[Start Supplied text]

THE END OF AN ERA
During Herbert Lehman's last term as governor, an era of reform came to an end in New York. Lehman emerged from the 1938 election with the first four-year lease on the state's executive mansion, but his margin of victory was small. 1 Republicans also controlled both the Assemby and the Senate for the first time since 1932. The social worker Homer Folks reflected in the wake of the election: "Not every year can be one of notable forward steps, and I am inclined to feel that 1939 may well be one primarily of holding the ground already gained, refining methods, getting ready for well demonstrated advances in the following year or two." 2 Folks's suspicion about the 1939 session proved correct, but the projected breakthrough in succeeding years never materialized. As the G.O.P. tightened its grip on the legislature, well-organized business and property interests mounted a campaign against rising taxes to finance swelling state budgets. Republican lawmakers joined the attack and forced Lehman to reduce expenditures, which precluded any further expansion of social services.

[End Supplied text]

=== Task details ===
In the passage on the end of an era, what did Homer Folks expect 1939 would primarily be?

[Start Information shown]

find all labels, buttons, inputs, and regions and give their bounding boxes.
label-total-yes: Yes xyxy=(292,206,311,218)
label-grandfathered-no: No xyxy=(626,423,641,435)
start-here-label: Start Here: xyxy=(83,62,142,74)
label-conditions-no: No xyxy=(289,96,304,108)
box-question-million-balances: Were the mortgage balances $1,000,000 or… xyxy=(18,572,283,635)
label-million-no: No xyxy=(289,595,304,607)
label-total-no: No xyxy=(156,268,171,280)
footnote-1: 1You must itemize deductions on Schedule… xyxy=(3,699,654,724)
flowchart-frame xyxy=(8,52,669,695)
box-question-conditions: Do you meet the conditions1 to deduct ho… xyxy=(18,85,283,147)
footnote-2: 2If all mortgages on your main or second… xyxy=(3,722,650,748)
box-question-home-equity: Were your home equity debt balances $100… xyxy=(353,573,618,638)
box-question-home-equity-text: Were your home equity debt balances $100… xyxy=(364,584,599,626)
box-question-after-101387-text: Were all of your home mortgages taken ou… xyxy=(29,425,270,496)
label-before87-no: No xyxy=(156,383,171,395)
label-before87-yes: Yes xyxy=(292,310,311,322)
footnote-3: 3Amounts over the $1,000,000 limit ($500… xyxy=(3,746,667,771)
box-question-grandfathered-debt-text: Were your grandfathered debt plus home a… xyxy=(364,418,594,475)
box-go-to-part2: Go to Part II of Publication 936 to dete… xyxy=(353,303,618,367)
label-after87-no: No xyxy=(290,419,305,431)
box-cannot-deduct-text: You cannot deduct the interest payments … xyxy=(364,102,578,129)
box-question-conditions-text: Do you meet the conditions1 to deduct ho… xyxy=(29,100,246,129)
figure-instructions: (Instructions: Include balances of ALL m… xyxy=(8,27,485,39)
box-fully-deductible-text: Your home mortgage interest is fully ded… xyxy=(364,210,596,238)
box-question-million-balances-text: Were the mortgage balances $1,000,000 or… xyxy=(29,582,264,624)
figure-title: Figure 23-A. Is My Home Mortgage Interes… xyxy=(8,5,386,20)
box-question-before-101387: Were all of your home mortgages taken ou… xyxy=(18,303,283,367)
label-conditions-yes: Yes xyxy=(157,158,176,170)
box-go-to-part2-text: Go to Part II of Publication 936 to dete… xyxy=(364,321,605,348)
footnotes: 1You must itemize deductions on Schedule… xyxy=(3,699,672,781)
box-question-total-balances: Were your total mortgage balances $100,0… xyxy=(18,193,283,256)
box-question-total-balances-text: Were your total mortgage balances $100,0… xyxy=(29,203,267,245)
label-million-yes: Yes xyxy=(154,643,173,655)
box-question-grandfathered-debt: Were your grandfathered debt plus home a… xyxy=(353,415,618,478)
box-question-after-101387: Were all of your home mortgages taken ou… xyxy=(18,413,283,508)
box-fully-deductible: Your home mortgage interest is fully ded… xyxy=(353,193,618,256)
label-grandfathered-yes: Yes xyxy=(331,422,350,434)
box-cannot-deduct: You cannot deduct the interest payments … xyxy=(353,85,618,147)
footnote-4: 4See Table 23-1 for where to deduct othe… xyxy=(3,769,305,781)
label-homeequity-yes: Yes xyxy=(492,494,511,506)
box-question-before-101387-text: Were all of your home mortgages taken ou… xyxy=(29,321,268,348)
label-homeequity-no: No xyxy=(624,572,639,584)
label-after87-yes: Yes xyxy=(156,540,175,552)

[End Information shown]

=== Task response ===
A year of holding the ground already gained, refining methods and getting ready for advances in the following year or two.